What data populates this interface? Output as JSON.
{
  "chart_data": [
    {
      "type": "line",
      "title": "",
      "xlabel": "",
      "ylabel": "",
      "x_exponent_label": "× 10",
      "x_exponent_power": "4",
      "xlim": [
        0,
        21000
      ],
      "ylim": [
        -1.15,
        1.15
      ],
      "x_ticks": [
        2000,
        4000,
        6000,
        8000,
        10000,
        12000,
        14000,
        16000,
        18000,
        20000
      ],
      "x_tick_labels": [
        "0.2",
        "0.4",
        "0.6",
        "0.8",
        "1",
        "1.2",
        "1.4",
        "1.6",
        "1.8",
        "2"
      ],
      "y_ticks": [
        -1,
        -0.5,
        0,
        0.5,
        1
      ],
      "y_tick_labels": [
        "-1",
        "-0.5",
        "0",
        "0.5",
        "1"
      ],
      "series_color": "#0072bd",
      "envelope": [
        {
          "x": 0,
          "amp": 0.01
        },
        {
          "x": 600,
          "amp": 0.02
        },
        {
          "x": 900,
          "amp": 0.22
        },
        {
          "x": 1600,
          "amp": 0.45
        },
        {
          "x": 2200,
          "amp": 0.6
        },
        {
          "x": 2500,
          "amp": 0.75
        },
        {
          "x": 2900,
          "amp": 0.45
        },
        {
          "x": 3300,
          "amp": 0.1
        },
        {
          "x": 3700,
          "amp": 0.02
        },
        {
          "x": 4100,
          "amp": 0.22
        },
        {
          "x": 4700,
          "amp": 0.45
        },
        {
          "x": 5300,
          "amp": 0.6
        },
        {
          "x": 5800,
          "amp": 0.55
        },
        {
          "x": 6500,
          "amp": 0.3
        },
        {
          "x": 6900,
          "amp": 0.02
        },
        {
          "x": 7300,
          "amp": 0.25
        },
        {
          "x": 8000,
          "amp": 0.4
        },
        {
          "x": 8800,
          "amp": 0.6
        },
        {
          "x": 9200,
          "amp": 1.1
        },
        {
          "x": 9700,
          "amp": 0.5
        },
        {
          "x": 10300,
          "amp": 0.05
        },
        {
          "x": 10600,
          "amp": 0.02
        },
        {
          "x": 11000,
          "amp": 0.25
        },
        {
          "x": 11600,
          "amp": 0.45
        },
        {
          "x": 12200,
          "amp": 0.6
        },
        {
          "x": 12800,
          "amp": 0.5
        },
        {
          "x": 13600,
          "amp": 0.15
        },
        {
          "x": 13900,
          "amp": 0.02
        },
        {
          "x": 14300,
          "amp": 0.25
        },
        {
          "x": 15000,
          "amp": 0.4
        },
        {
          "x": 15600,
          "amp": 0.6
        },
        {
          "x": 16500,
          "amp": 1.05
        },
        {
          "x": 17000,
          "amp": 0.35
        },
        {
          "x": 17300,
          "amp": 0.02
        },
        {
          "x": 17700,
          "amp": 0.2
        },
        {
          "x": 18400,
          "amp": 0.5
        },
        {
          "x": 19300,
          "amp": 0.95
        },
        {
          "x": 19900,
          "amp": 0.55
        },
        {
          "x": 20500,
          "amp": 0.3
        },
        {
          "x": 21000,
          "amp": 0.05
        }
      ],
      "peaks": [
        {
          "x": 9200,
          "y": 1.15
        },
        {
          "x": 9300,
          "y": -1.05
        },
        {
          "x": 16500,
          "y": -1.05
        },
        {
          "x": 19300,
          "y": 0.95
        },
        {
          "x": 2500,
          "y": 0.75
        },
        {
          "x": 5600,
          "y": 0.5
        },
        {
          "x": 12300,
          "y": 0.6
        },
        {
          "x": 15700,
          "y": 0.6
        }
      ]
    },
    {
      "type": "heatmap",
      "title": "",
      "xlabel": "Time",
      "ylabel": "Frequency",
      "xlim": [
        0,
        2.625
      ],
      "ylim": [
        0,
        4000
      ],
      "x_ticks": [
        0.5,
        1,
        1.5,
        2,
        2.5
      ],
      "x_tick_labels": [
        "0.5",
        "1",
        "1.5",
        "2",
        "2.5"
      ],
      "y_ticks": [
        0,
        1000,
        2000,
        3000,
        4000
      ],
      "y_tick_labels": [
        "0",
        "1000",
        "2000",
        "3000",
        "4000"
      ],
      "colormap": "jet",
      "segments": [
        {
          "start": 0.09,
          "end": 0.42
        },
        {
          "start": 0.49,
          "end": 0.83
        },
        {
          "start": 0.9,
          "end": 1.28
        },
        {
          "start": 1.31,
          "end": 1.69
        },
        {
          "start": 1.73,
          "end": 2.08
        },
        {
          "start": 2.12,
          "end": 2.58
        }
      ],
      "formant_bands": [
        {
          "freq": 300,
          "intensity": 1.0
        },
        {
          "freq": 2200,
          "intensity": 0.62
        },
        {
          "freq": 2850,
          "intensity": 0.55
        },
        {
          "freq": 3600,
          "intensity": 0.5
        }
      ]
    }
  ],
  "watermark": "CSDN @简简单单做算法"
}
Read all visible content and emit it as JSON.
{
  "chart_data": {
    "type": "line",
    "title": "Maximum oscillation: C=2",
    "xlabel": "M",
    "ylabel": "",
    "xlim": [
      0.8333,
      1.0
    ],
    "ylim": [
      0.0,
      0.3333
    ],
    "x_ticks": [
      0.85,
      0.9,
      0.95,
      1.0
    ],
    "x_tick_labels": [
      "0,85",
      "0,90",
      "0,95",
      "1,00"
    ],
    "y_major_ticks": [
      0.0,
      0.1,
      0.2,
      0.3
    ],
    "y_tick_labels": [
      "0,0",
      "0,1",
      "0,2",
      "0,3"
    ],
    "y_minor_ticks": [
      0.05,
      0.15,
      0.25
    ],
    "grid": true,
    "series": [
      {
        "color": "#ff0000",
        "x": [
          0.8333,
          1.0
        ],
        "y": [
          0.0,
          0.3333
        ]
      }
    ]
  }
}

....

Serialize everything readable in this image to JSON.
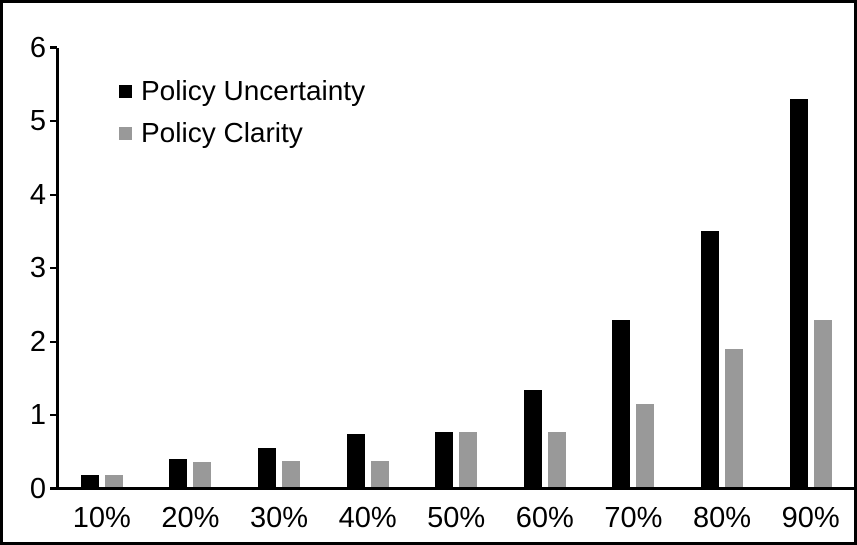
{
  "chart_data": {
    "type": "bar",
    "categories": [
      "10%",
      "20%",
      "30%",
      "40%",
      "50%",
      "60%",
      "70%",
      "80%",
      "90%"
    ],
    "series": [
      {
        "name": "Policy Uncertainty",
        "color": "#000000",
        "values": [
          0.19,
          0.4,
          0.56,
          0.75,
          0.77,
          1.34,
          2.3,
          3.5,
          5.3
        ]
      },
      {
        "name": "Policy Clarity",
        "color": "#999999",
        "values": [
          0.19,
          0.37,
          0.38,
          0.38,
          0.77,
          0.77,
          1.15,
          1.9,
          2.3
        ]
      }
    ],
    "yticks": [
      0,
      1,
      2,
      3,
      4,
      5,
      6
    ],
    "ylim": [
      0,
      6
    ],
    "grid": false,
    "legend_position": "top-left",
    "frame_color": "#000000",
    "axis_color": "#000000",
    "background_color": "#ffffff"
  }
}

....

**GOAL OF THE EXERCISE**
Copy every line in the records above that contains the word "this".

**WORKED ANSWER**
What data populates this interface? Output as JSON.
Serialize everything readable in this image to JSON.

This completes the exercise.